• EXERCISE: Among the lines below, how many have the word "Normal"? The reply is that number alone.

• TASK INPUTS:
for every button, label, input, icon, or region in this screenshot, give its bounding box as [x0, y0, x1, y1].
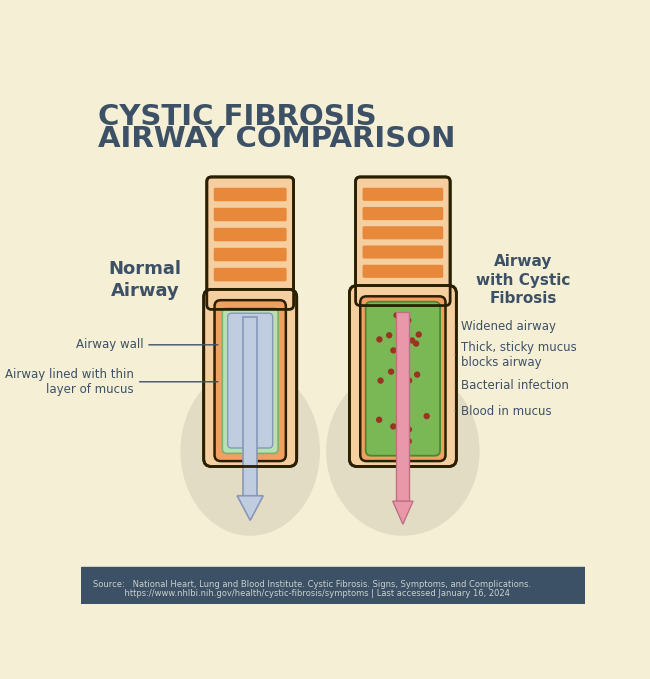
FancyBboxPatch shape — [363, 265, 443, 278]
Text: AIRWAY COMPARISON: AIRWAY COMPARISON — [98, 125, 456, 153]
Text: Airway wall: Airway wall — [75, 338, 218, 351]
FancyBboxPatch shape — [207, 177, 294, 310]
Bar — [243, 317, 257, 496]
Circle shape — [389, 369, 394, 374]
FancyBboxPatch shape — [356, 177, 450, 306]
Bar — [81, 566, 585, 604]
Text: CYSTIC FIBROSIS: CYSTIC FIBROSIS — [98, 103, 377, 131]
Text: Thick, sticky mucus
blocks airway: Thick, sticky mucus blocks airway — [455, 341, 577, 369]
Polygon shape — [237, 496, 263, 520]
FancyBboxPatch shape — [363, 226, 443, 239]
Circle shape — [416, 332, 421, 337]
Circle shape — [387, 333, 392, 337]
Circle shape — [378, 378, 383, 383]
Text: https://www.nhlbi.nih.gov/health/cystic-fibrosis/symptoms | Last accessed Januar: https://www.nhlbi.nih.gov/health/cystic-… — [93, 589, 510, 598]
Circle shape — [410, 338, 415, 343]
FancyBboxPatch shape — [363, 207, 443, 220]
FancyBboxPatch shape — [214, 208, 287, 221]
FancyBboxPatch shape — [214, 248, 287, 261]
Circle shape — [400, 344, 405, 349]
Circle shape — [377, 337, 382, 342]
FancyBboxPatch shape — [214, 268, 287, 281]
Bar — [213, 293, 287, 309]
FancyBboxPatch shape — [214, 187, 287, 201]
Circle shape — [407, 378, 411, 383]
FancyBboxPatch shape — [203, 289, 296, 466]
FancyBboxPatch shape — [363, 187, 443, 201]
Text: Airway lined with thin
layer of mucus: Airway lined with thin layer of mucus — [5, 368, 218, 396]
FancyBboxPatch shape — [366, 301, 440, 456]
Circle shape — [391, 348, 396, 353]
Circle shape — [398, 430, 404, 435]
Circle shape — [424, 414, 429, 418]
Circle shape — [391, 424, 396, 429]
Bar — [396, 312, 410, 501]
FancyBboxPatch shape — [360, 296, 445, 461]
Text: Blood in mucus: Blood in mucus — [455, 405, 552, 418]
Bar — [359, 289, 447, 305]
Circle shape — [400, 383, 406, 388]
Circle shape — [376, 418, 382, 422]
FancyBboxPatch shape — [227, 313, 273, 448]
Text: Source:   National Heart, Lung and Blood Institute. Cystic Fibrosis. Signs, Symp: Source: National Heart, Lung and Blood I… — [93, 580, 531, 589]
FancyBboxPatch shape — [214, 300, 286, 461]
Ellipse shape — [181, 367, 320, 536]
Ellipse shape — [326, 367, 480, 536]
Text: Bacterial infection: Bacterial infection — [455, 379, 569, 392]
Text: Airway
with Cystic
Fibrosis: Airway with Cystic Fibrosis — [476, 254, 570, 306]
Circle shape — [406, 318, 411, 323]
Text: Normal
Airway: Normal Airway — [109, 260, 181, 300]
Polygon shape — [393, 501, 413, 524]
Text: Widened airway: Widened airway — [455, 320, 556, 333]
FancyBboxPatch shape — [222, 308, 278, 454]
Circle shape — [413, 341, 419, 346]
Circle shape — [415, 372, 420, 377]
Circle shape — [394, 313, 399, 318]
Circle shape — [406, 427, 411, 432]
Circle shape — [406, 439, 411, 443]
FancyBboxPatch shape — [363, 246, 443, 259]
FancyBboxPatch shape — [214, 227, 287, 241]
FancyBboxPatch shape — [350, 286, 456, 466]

• RESPONSE BELOW: 2